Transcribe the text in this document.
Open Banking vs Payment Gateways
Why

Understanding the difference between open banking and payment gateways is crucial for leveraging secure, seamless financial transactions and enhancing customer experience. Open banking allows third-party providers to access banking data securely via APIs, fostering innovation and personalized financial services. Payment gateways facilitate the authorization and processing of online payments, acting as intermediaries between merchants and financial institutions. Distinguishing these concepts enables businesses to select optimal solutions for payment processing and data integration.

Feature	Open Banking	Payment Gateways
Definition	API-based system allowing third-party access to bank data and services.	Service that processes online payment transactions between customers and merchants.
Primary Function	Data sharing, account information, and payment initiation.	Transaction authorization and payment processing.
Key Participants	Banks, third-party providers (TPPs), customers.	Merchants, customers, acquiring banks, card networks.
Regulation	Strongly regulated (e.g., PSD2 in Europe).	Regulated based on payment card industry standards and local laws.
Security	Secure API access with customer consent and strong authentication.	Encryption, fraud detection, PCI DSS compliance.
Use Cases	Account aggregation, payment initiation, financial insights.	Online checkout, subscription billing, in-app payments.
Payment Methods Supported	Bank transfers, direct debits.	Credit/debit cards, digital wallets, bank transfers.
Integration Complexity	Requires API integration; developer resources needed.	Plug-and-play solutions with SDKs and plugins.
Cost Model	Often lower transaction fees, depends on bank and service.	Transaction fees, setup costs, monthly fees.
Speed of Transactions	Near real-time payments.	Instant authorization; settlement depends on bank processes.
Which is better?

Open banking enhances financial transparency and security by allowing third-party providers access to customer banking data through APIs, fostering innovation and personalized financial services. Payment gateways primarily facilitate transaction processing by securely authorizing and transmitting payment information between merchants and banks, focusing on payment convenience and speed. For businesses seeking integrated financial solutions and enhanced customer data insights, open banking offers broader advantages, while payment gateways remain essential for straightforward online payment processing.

▶ What you will do: Gather every line from the entries above where the word "payments" appears, and copy them.

▶ Solution to this problem:
Understanding the difference between open banking and payment gateways is crucial for leveraging secure, seamless financial transactions and enhancing customer experience. Open banking allows third-party providers to access banking data securely via APIs, fostering innovation and personalized financial services. Payment gateways facilitate the authorization and processing of online payments, acting as intermediaries between merchants and financial institutions. Distinguishing these concepts enables businesses to select optimal solutions for payment processing and data integration.
Use Cases	Account aggregation, payment initiation, financial insights.	Online checkout, subscription billing, in-app payments.
Speed of Transactions	Near real-time payments.	Instant authorization; settlement depends on bank processes.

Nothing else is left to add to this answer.